Material shown:

····················

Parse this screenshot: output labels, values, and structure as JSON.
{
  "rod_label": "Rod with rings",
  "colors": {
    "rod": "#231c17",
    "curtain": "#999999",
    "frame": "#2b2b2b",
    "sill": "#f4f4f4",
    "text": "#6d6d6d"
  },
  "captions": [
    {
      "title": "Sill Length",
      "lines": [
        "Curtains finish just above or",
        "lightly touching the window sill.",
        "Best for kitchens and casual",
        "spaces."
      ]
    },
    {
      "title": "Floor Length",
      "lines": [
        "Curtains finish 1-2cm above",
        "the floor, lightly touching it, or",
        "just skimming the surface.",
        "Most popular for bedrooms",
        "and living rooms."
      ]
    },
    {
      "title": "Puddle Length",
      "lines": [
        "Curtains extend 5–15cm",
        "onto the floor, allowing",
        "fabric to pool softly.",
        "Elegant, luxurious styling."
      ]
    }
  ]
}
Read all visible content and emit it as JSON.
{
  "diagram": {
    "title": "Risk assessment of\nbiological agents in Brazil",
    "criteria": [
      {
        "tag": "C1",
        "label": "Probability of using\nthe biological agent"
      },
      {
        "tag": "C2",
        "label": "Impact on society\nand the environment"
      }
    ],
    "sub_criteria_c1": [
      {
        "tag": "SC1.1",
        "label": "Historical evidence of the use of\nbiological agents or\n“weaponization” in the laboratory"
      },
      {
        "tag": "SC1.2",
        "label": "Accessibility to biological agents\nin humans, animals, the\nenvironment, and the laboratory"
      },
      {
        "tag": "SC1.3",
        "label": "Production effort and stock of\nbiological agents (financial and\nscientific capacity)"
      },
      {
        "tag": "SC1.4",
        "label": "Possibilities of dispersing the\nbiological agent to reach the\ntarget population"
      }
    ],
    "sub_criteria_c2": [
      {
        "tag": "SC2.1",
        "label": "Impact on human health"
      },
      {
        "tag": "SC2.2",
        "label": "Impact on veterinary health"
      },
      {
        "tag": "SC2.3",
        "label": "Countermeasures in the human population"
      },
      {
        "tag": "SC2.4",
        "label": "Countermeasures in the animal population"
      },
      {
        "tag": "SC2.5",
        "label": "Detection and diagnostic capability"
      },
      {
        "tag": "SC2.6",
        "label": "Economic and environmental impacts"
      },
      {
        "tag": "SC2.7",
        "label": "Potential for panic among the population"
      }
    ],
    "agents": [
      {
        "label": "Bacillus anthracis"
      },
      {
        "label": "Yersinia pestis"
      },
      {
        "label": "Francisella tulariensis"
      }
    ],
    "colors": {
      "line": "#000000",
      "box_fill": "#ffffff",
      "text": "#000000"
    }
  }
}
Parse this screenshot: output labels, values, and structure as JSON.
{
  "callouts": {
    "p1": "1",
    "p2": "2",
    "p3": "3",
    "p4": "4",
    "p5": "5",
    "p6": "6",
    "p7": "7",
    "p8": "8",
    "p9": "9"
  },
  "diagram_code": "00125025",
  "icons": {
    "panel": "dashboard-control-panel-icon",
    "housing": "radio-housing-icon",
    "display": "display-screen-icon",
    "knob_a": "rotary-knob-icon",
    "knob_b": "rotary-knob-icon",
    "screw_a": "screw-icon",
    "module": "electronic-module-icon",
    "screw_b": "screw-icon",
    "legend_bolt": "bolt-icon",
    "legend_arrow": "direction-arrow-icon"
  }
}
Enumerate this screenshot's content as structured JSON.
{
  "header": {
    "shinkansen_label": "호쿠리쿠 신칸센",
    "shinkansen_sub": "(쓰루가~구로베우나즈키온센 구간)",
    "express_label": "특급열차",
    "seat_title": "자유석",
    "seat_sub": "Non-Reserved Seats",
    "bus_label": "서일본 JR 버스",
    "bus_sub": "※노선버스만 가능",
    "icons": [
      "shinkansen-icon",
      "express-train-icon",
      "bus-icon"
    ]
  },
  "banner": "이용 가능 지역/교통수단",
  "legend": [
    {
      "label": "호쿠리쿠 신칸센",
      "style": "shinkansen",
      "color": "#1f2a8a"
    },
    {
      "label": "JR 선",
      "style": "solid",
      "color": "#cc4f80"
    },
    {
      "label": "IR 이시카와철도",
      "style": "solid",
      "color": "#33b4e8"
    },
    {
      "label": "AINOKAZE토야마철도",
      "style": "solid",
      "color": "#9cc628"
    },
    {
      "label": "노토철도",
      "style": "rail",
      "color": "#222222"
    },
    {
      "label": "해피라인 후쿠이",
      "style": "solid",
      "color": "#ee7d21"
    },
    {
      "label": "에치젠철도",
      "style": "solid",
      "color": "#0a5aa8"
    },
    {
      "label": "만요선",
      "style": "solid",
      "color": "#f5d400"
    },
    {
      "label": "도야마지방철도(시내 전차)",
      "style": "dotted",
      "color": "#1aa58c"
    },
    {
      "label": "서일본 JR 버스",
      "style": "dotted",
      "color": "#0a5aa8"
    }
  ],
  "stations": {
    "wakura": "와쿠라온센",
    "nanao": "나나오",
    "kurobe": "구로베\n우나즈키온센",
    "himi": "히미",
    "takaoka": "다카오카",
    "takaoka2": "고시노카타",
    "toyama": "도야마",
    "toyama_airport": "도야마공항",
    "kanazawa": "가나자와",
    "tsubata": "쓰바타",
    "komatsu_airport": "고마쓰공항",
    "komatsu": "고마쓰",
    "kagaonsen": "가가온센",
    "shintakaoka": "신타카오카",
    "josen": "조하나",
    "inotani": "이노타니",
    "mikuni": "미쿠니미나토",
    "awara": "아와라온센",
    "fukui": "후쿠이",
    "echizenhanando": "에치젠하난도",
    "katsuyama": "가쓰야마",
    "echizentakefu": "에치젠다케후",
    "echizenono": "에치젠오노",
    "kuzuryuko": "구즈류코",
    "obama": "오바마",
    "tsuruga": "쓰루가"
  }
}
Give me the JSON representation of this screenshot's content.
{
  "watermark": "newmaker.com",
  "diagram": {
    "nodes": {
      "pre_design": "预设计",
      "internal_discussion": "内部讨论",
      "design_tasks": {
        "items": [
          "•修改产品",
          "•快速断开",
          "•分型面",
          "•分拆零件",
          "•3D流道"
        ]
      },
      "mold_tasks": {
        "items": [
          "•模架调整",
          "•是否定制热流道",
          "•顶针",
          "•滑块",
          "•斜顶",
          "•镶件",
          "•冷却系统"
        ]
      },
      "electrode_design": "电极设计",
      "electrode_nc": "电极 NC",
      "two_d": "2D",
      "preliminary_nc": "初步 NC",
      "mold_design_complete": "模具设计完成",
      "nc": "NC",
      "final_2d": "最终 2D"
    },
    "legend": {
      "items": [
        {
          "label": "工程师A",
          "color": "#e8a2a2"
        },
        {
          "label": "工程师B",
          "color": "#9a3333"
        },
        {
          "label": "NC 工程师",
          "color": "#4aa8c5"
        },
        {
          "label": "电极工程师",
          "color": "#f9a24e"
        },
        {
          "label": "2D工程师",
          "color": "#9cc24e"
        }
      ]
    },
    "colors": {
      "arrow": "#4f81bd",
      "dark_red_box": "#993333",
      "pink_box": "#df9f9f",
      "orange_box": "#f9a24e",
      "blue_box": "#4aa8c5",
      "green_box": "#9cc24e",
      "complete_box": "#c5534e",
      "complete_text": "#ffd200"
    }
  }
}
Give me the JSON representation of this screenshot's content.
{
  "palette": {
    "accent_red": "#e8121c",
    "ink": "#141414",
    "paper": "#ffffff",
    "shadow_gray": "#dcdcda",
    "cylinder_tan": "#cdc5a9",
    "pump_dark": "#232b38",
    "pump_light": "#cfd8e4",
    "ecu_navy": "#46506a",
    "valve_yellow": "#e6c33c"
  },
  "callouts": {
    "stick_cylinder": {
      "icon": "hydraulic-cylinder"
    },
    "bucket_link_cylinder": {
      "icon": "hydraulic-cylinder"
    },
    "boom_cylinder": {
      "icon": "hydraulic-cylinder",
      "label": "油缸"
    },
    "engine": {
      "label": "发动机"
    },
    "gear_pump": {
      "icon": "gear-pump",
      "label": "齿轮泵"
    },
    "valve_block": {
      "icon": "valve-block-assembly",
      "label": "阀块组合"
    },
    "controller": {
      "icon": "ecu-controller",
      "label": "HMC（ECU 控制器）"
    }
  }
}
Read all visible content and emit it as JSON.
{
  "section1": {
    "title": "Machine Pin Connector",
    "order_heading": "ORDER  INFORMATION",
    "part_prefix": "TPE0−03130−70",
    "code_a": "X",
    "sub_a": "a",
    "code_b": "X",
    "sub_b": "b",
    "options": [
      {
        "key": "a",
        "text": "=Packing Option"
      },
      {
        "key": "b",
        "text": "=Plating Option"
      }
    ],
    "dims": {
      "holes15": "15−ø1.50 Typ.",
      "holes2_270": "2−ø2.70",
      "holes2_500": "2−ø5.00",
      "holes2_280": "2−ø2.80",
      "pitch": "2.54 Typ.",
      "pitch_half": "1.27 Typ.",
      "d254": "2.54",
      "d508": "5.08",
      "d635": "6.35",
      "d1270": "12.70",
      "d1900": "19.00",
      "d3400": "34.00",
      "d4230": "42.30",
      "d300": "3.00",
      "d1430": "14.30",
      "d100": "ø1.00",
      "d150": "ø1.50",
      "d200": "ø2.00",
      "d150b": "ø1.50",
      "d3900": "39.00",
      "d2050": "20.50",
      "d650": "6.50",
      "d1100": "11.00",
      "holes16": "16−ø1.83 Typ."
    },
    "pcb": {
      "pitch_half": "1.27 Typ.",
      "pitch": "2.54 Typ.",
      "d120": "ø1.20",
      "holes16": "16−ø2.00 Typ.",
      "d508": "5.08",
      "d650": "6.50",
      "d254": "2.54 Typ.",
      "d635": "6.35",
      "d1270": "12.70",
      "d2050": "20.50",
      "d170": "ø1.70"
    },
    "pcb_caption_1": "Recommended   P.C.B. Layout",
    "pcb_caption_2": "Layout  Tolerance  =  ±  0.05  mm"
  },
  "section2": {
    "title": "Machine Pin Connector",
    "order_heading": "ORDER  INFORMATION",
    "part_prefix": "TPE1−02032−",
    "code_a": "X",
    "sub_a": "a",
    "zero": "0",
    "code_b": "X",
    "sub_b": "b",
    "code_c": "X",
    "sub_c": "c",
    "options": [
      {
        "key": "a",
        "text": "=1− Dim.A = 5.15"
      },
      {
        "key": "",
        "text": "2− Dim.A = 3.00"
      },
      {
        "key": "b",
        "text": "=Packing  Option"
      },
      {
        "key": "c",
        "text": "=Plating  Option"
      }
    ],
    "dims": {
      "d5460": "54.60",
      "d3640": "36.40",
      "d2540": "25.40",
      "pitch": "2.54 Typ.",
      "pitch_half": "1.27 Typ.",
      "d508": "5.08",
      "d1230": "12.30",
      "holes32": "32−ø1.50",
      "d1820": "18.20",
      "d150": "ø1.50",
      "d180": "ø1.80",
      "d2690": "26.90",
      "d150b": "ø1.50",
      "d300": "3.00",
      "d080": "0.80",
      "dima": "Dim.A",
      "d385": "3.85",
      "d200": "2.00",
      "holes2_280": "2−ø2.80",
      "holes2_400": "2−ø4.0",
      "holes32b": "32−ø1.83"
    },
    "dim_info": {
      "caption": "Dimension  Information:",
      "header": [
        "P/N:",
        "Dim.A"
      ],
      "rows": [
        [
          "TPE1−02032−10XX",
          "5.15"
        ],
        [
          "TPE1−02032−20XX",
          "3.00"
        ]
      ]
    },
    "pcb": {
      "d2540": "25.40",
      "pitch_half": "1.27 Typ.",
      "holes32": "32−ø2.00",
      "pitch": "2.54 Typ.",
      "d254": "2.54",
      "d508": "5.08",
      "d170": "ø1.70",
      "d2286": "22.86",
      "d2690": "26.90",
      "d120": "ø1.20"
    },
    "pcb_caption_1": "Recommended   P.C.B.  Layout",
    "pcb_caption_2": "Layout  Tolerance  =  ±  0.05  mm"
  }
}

····················

Stated task: In the records above, find each line with the word "Plating" and copy it.

Written response:
        "text": "=Plating Option"
        "text": "=Plating  Option"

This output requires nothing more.